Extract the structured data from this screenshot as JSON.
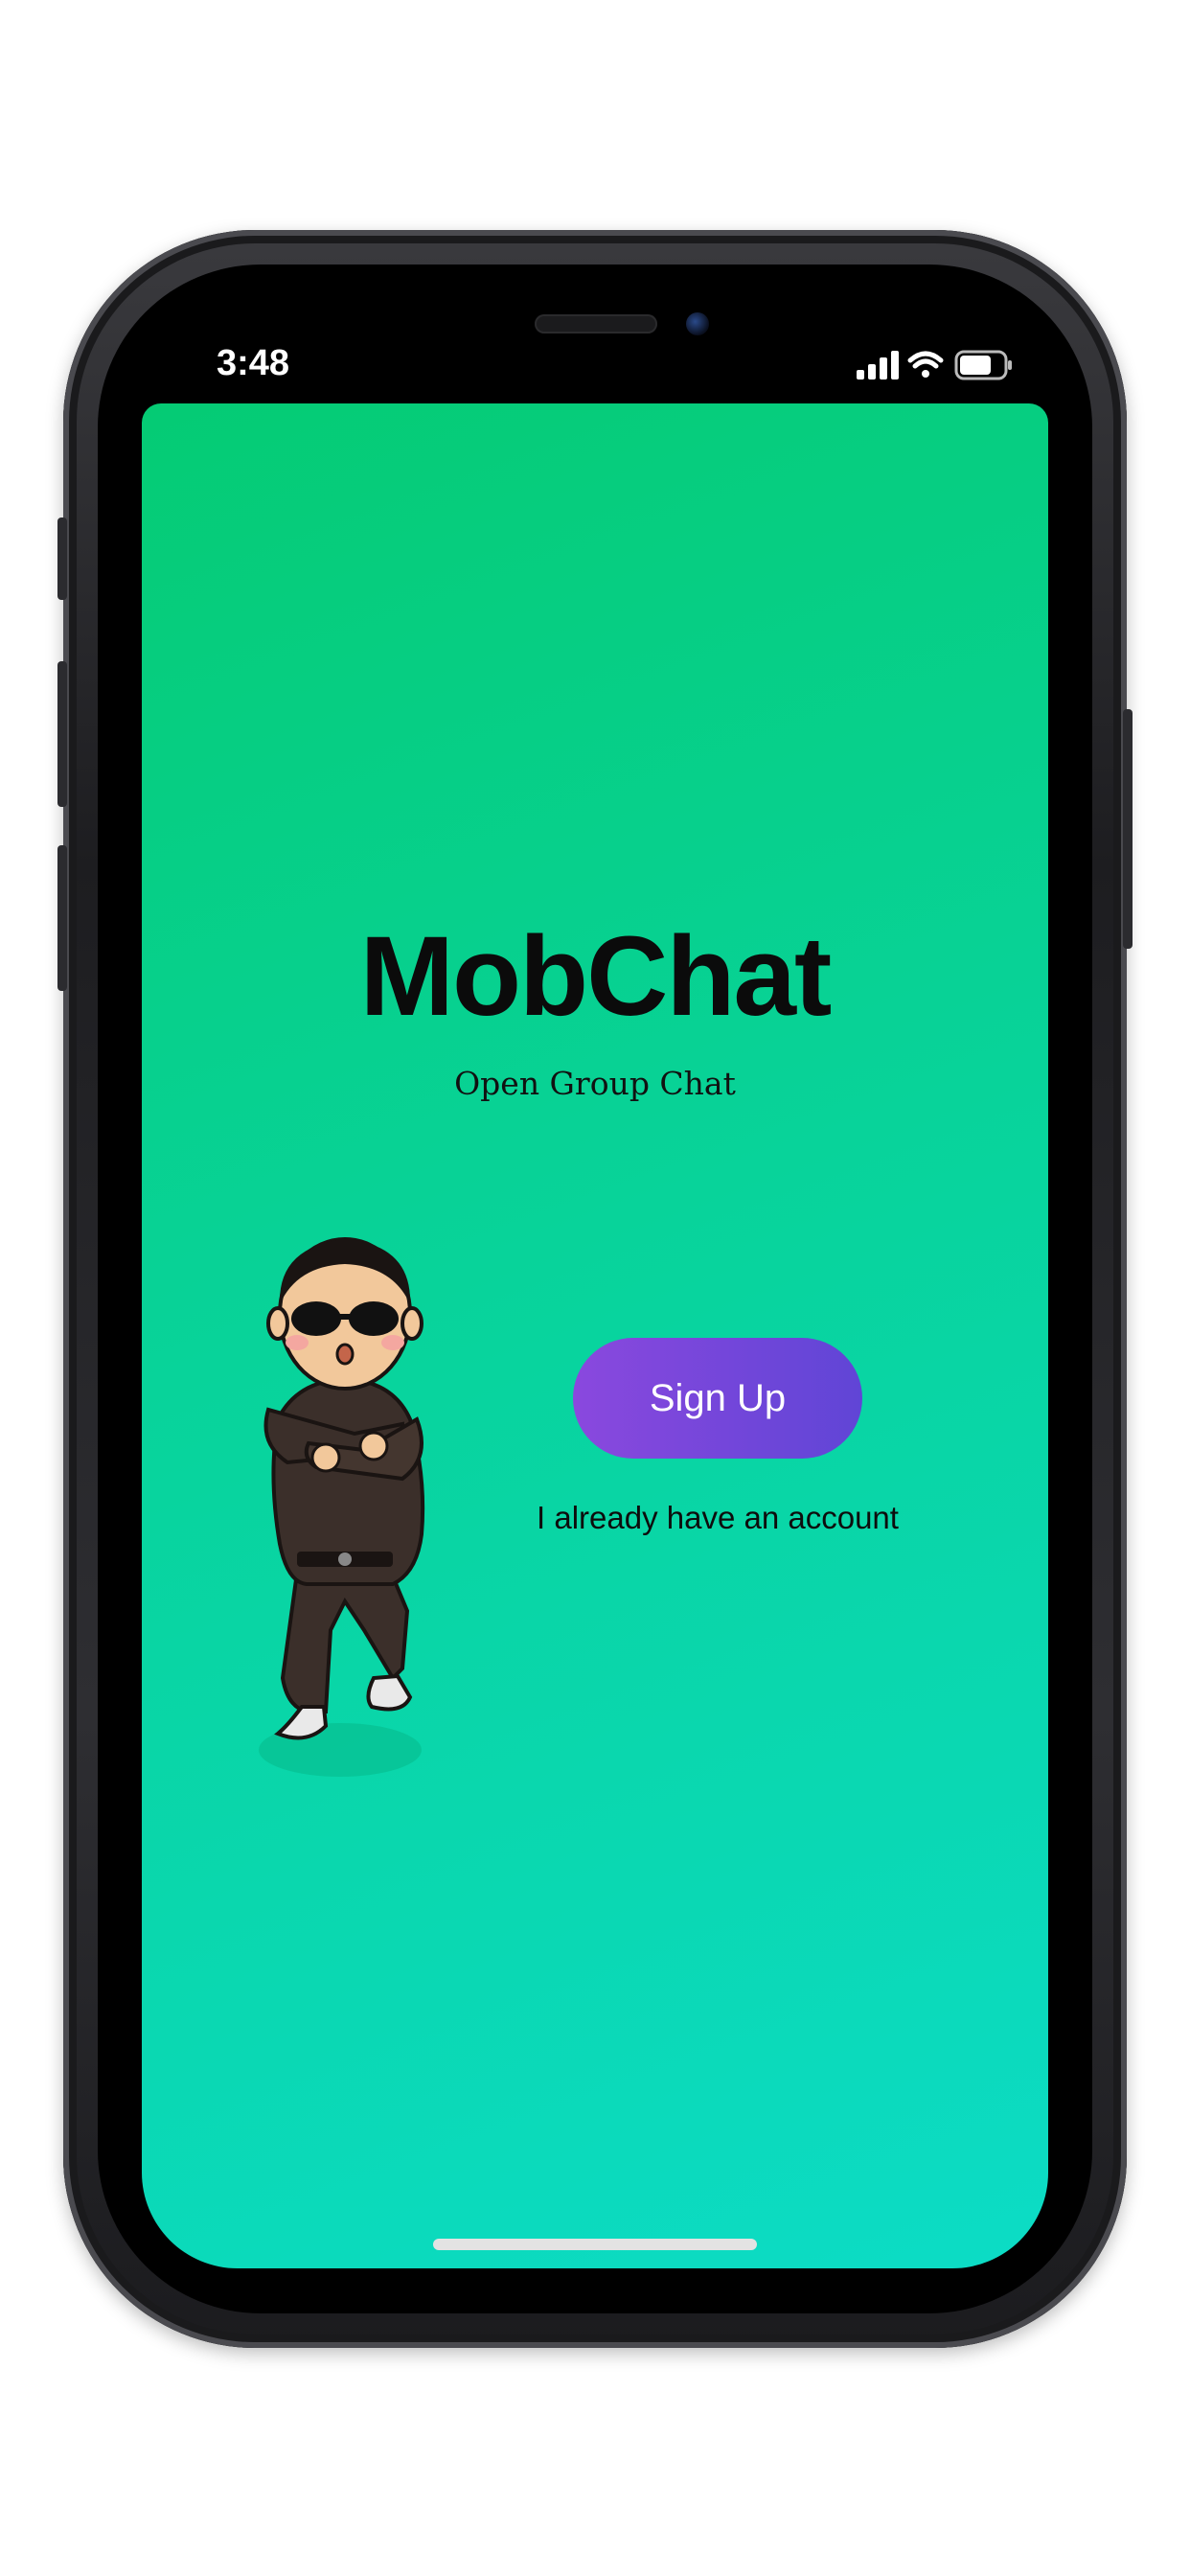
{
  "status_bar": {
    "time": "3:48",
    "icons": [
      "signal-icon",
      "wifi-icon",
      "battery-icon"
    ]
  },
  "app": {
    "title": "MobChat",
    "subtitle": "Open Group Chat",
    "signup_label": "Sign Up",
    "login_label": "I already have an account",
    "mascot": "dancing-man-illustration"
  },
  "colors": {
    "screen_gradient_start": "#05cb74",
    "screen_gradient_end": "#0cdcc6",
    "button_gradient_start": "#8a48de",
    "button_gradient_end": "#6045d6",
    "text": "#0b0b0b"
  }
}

--------------------------------------------------

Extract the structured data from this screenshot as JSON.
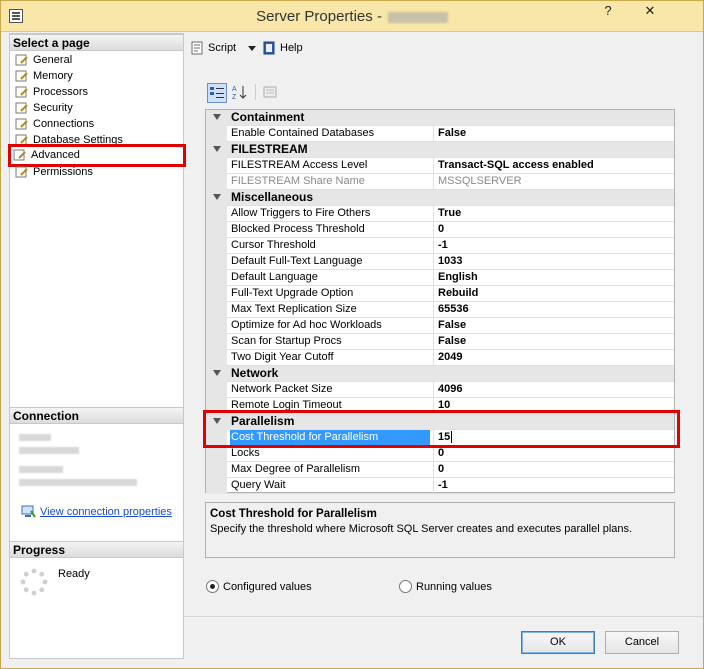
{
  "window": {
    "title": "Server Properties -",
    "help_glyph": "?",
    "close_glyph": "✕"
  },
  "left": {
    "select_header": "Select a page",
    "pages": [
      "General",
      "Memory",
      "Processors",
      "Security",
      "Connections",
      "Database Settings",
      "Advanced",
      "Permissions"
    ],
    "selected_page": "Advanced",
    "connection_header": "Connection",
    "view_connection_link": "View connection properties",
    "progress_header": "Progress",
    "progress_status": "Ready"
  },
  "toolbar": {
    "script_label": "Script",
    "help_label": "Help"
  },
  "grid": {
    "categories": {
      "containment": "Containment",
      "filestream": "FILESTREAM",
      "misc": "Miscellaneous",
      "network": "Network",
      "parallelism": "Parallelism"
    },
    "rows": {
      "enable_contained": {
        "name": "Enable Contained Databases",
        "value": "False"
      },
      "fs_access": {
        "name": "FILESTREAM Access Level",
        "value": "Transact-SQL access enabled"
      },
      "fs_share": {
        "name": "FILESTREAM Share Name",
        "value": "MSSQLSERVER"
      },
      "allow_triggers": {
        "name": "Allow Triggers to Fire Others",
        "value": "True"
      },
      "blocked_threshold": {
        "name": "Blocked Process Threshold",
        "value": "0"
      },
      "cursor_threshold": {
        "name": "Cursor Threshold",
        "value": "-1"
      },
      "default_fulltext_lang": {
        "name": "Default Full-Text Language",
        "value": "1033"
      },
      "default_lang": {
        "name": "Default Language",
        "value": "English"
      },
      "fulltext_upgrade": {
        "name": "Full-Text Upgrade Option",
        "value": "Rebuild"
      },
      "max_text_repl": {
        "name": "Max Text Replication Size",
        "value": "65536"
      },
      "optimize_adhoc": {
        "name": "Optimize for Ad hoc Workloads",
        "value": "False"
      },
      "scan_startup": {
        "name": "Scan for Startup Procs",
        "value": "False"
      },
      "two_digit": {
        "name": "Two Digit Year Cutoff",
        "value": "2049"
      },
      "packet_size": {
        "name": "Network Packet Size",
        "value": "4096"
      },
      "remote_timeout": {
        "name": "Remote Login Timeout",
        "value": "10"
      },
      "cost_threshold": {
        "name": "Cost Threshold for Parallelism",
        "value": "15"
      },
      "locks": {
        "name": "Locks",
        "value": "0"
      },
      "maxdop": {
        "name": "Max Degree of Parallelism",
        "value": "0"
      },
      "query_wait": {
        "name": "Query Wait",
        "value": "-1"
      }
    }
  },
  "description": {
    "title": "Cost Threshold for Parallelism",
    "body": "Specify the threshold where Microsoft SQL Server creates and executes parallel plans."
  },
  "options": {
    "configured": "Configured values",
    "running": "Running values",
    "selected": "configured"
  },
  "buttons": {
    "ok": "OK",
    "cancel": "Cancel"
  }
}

--------------------------------------------------

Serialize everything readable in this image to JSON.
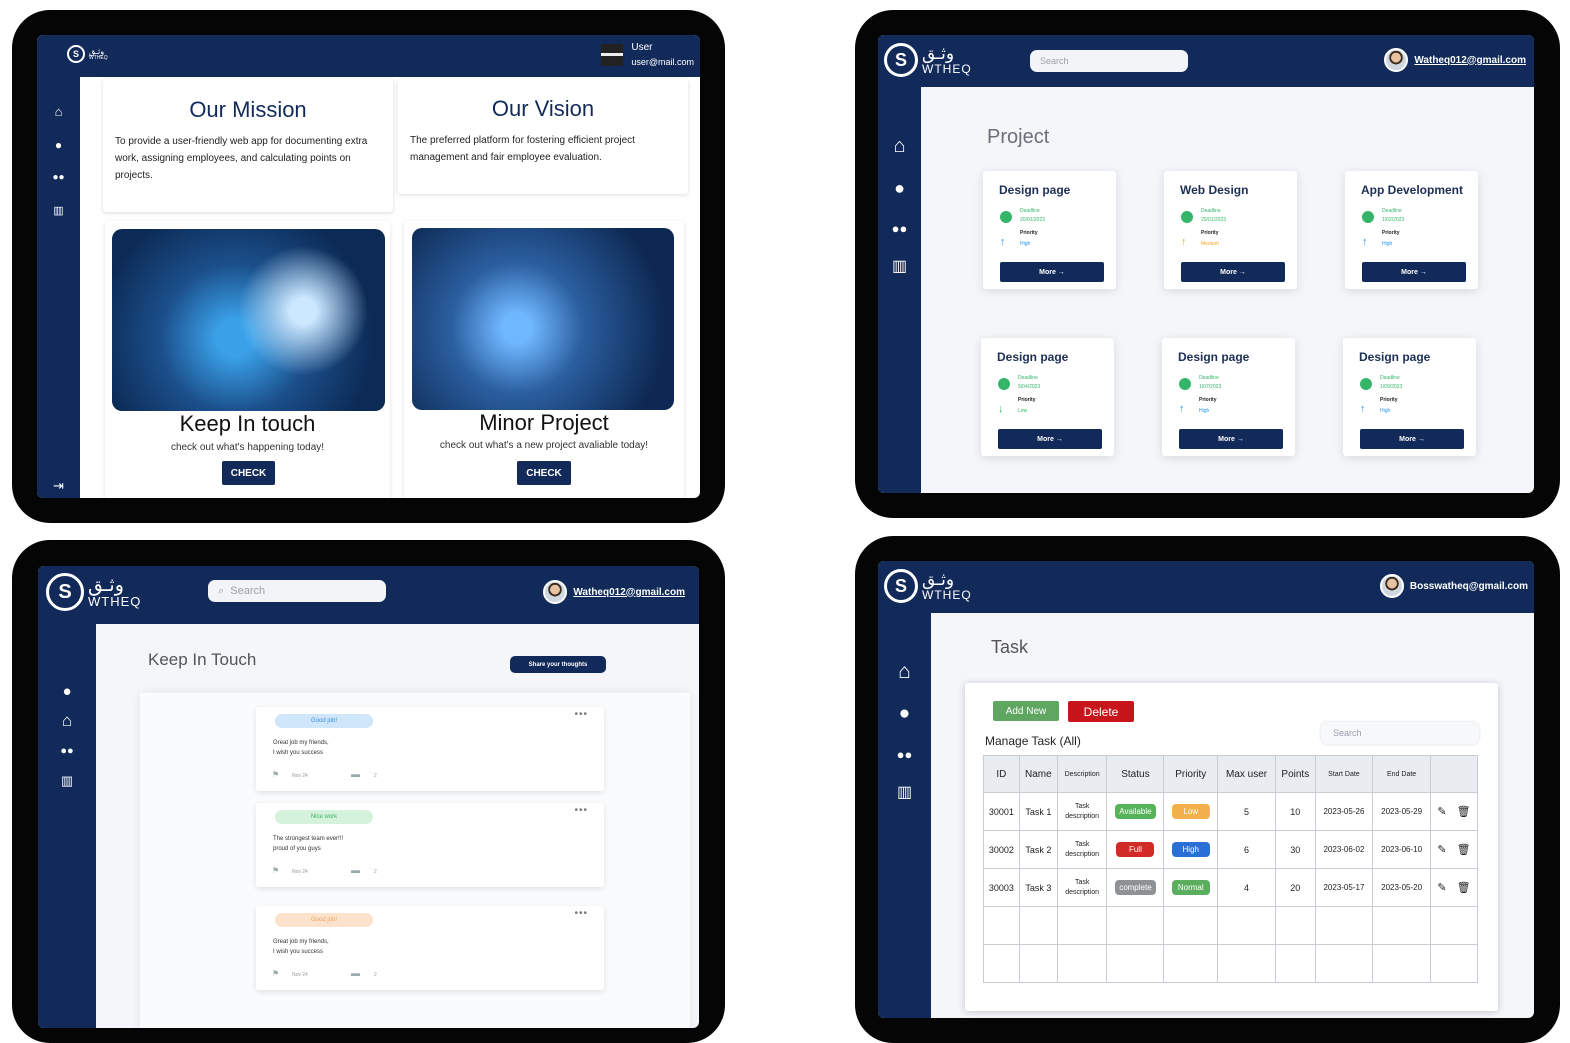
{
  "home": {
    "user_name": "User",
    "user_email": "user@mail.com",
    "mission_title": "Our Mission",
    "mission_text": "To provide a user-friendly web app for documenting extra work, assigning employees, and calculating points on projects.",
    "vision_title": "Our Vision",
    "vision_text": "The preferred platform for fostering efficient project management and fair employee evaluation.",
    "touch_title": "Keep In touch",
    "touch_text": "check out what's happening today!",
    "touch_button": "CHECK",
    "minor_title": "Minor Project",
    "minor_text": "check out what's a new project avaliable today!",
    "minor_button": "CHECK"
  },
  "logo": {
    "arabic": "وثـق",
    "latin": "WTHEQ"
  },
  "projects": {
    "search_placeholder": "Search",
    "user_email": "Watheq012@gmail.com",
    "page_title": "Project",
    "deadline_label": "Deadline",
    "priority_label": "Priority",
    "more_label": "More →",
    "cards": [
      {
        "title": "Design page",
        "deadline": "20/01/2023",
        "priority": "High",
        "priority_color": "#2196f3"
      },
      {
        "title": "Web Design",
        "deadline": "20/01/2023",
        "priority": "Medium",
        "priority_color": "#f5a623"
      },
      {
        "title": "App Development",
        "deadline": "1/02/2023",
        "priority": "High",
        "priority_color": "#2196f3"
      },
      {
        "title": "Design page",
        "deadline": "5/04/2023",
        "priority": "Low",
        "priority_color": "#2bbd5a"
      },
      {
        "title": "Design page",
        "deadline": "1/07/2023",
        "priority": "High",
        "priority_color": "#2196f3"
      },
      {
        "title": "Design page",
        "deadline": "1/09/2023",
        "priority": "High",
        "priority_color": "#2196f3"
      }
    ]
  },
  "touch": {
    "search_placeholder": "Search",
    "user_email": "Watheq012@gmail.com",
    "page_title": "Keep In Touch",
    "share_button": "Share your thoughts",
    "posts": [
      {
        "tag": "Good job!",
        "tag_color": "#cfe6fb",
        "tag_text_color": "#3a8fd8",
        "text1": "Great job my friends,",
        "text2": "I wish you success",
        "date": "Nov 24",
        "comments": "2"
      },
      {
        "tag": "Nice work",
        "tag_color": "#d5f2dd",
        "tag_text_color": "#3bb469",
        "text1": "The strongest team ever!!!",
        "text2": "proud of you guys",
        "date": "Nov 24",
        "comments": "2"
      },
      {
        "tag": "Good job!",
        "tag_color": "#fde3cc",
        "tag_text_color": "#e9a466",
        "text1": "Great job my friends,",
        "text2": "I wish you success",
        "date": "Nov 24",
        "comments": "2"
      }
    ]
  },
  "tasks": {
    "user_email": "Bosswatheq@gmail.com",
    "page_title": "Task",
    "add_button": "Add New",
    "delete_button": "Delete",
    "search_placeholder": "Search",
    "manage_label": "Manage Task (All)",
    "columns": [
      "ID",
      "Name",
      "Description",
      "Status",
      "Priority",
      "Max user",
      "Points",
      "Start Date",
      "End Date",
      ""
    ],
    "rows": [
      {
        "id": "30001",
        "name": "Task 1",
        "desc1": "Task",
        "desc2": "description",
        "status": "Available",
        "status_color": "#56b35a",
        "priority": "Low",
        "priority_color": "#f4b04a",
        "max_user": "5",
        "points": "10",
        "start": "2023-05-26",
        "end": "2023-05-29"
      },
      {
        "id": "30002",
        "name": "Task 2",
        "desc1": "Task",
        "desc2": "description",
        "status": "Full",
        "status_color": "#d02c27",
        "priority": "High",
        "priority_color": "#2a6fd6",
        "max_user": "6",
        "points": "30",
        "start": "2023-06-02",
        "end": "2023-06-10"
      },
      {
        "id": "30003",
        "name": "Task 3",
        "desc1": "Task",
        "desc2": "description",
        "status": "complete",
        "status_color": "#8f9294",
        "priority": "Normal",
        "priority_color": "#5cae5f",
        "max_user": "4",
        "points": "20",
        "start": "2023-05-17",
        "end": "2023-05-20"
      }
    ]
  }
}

--------------------------------------------------

Identify all lines in the records above with the word "Language".

        "name": "Default Full-Text Language",
        "name": "Default Language",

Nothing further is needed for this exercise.